_Short problem_
Every record should be written out exactly, please.

_Raw data_
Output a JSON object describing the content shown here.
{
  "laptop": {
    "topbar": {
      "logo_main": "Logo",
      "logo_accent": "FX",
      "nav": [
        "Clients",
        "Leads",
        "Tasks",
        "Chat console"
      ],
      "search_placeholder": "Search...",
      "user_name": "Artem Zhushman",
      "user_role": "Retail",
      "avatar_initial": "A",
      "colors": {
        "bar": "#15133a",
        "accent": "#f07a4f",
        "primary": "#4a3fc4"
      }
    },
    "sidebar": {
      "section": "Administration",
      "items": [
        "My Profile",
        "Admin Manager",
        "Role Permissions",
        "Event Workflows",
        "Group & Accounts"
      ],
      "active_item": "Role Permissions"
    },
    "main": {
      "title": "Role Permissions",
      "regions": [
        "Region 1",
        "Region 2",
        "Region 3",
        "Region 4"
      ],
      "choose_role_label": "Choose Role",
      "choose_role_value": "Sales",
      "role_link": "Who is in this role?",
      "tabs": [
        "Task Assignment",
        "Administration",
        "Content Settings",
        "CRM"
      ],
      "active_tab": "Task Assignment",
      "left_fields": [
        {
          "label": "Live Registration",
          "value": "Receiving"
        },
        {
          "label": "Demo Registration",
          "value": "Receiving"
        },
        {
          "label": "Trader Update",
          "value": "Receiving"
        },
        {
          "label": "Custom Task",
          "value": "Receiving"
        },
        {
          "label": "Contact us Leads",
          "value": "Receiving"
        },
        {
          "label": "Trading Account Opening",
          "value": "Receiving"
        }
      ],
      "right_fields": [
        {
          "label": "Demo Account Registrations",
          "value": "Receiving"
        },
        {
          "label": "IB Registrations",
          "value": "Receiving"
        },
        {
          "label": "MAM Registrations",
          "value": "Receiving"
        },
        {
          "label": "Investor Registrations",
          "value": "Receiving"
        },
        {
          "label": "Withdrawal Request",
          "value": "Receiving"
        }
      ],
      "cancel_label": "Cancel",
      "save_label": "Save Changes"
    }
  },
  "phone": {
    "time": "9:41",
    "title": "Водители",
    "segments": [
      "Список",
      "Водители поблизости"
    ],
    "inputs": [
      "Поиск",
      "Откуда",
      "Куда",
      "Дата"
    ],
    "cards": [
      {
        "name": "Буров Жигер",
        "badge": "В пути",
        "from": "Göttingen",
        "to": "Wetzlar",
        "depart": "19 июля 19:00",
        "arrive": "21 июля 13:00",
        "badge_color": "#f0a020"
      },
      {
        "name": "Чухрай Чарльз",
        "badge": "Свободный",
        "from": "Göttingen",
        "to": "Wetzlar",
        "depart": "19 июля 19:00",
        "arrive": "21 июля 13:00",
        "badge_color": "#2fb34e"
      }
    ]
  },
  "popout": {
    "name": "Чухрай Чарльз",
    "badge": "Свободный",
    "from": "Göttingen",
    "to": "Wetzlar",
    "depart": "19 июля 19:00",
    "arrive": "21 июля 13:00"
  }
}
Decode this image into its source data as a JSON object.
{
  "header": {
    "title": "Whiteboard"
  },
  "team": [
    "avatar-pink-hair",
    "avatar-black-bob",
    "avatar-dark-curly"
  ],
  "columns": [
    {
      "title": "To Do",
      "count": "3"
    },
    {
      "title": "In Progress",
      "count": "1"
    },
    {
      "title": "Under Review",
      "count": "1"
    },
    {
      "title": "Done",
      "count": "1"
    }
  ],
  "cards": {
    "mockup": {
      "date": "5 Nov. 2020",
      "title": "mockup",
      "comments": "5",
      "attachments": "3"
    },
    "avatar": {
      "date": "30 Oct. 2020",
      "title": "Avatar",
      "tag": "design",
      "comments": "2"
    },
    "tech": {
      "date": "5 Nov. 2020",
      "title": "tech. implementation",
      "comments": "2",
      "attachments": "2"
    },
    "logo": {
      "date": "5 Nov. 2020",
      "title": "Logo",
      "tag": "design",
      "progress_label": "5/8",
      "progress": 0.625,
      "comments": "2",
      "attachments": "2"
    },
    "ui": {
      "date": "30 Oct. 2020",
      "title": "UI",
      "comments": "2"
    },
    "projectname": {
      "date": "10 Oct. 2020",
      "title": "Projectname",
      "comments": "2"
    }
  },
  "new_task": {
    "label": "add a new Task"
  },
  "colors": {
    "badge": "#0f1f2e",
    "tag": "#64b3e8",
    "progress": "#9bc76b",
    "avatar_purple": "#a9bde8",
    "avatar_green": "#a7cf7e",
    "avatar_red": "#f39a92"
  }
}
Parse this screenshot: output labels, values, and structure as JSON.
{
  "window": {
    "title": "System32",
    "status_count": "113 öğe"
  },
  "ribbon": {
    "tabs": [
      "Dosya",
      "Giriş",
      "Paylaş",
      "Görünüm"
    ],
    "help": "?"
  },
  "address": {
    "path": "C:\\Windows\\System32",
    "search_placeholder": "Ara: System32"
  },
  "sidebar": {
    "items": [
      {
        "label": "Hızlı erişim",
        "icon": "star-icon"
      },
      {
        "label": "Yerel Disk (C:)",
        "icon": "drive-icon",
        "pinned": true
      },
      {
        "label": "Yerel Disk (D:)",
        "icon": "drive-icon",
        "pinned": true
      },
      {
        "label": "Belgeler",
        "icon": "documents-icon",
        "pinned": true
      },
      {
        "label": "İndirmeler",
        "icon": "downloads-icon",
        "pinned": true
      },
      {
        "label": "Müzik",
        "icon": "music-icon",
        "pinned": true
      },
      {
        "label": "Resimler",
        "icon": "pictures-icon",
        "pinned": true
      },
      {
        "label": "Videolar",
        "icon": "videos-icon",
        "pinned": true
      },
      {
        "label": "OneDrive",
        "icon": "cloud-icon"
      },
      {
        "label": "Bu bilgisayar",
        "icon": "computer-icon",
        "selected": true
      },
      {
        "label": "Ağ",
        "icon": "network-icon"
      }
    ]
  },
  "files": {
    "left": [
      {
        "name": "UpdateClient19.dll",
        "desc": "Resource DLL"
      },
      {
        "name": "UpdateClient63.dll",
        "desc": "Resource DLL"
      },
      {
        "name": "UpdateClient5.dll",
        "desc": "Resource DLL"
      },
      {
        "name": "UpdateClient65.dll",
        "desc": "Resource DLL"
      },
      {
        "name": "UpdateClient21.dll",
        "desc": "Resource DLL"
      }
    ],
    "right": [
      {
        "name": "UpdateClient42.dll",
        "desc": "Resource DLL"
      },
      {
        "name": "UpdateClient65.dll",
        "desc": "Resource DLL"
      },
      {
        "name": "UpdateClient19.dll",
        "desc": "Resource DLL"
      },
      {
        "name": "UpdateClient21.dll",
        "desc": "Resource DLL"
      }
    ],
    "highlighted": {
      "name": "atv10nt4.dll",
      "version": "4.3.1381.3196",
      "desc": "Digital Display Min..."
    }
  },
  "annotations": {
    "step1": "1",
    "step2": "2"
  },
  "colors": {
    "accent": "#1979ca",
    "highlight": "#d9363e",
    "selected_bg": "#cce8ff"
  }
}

_Task answer_
Output a JSON object describing the content shown here.
{
  "laptop": {
    "topbar": {
      "logo_main": "Logo",
      "logo_accent": "FX",
      "nav": [
        "Clients",
        "Leads",
        "Tasks",
        "Chat console"
      ],
      "search_placeholder": "Search...",
      "user_name": "Artem Zhushman",
      "user_role": "Retail",
      "avatar_initial": "A",
      "colors": {
        "bar": "#15133a",
        "accent": "#f07a4f",
        "primary": "#4a3fc4"
      }
    },
    "sidebar": {
      "section": "Administration",
      "items": [
        "My Profile",
        "Admin Manager",
        "Role Permissions",
        "Event Workflows",
        "Group & Accounts"
      ],
      "active_item": "Role Permissions"
    },
    "main": {
      "title": "Role Permissions",
      "regions": [
        "Region 1",
        "Region 2",
        "Region 3",
        "Region 4"
      ],
      "choose_role_label": "Choose Role",
      "choose_role_value": "Sales",
      "role_link": "Who is in this role?",
      "tabs": [
        "Task Assignment",
        "Administration",
        "Content Settings",
        "CRM"
      ],
      "active_tab": "Task Assignment",
      "left_fields": [
        {
          "label": "Live Registration",
          "value": "Receiving"
        },
        {
          "label": "Demo Registration",
          "value": "Receiving"
        },
        {
          "label": "Trader Update",
          "value": "Receiving"
        },
        {
          "label": "Custom Task",
          "value": "Receiving"
        },
        {
          "label": "Contact us Leads",
          "value": "Receiving"
        },
        {
          "label": "Trading Account Opening",
          "value": "Receiving"
        }
      ],
      "right_fields": [
        {
          "label": "Demo Account Registrations",
          "value": "Receiving"
        },
        {
          "label": "IB Registrations",
          "value": "Receiving"
        },
        {
          "label": "MAM Registrations",
          "value": "Receiving"
        },
        {
          "label": "Investor Registrations",
          "value": "Receiving"
        },
        {
          "label": "Withdrawal Request",
          "value": "Receiving"
        }
      ],
      "cancel_label": "Cancel",
      "save_label": "Save Changes"
    }
  },
  "phone": {
    "time": "9:41",
    "title": "Водители",
    "segments": [
      "Список",
      "Водители поблизости"
    ],
    "inputs": [
      "Поиск",
      "Откуда",
      "Куда",
      "Дата"
    ],
    "cards": [
      {
        "name": "Буров Жигер",
        "badge": "В пути",
        "from": "Göttingen",
        "to": "Wetzlar",
        "depart": "19 июля 19:00",
        "arrive": "21 июля 13:00",
        "badge_color": "#f0a020"
      },
      {
        "name": "Чухрай Чарльз",
        "badge": "Свободный",
        "from": "Göttingen",
        "to": "Wetzlar",
        "depart": "19 июля 19:00",
        "arrive": "21 июля 13:00",
        "badge_color": "#2fb34e"
      }
    ]
  },
  "popout": {
    "name": "Чухрай Чарльз",
    "badge": "Свободный",
    "from": "Göttingen",
    "to": "Wetzlar",
    "depart": "19 июля 19:00",
    "arrive": "21 июля 13:00"
  }
}
Decode this image into its source data as a JSON object.
{
  "header": {
    "title": "Whiteboard"
  },
  "team": [
    "avatar-pink-hair",
    "avatar-black-bob",
    "avatar-dark-curly"
  ],
  "columns": [
    {
      "title": "To Do",
      "count": "3"
    },
    {
      "title": "In Progress",
      "count": "1"
    },
    {
      "title": "Under Review",
      "count": "1"
    },
    {
      "title": "Done",
      "count": "1"
    }
  ],
  "cards": {
    "mockup": {
      "date": "5 Nov. 2020",
      "title": "mockup",
      "comments": "5",
      "attachments": "3"
    },
    "avatar": {
      "date": "30 Oct. 2020",
      "title": "Avatar",
      "tag": "design",
      "comments": "2"
    },
    "tech": {
      "date": "5 Nov. 2020",
      "title": "tech. implementation",
      "comments": "2",
      "attachments": "2"
    },
    "logo": {
      "date": "5 Nov. 2020",
      "title": "Logo",
      "tag": "design",
      "progress_label": "5/8",
      "progress": 0.625,
      "comments": "2",
      "attachments": "2"
    },
    "ui": {
      "date": "30 Oct. 2020",
      "title": "UI",
      "comments": "2"
    },
    "projectname": {
      "date": "10 Oct. 2020",
      "title": "Projectname",
      "comments": "2"
    }
  },
  "new_task": {
    "label": "add a new Task"
  },
  "colors": {
    "badge": "#0f1f2e",
    "tag": "#64b3e8",
    "progress": "#9bc76b",
    "avatar_purple": "#a9bde8",
    "avatar_green": "#a7cf7e",
    "avatar_red": "#f39a92"
  }
}
Parse this screenshot: output labels, values, and structure as JSON.
{
  "window": {
    "title": "System32",
    "status_count": "113 öğe"
  },
  "ribbon": {
    "tabs": [
      "Dosya",
      "Giriş",
      "Paylaş",
      "Görünüm"
    ],
    "help": "?"
  },
  "address": {
    "path": "C:\\Windows\\System32",
    "search_placeholder": "Ara: System32"
  },
  "sidebar": {
    "items": [
      {
        "label": "Hızlı erişim",
        "icon": "star-icon"
      },
      {
        "label": "Yerel Disk (C:)",
        "icon": "drive-icon",
        "pinned": true
      },
      {
        "label": "Yerel Disk (D:)",
        "icon": "drive-icon",
        "pinned": true
      },
      {
        "label": "Belgeler",
        "icon": "documents-icon",
        "pinned": true
      },
      {
        "label": "İndirmeler",
        "icon": "downloads-icon",
        "pinned": true
      },
      {
        "label": "Müzik",
        "icon": "music-icon",
        "pinned": true
      },
      {
        "label": "Resimler",
        "icon": "pictures-icon",
        "pinned": true
      },
      {
        "label": "Videolar",
        "icon": "videos-icon",
        "pinned": true
      },
      {
        "label": "OneDrive",
        "icon": "cloud-icon"
      },
      {
        "label": "Bu bilgisayar",
        "icon": "computer-icon",
        "selected": true
      },
      {
        "label": "Ağ",
        "icon": "network-icon"
      }
    ]
  },
  "files": {
    "left": [
      {
        "name": "UpdateClient19.dll",
        "desc": "Resource DLL"
      },
      {
        "name": "UpdateClient63.dll",
        "desc": "Resource DLL"
      },
      {
        "name": "UpdateClient5.dll",
        "desc": "Resource DLL"
      },
      {
        "name": "UpdateClient65.dll",
        "desc": "Resource DLL"
      },
      {
        "name": "UpdateClient21.dll",
        "desc": "Resource DLL"
      }
    ],
    "right": [
      {
        "name": "UpdateClient42.dll",
        "desc": "Resource DLL"
      },
      {
        "name": "UpdateClient65.dll",
        "desc": "Resource DLL"
      },
      {
        "name": "UpdateClient19.dll",
        "desc": "Resource DLL"
      },
      {
        "name": "UpdateClient21.dll",
        "desc": "Resource DLL"
      }
    ],
    "highlighted": {
      "name": "atv10nt4.dll",
      "version": "4.3.1381.3196",
      "desc": "Digital Display Min..."
    }
  },
  "annotations": {
    "step1": "1",
    "step2": "2"
  },
  "colors": {
    "accent": "#1979ca",
    "highlight": "#d9363e",
    "selected_bg": "#cce8ff"
  }
}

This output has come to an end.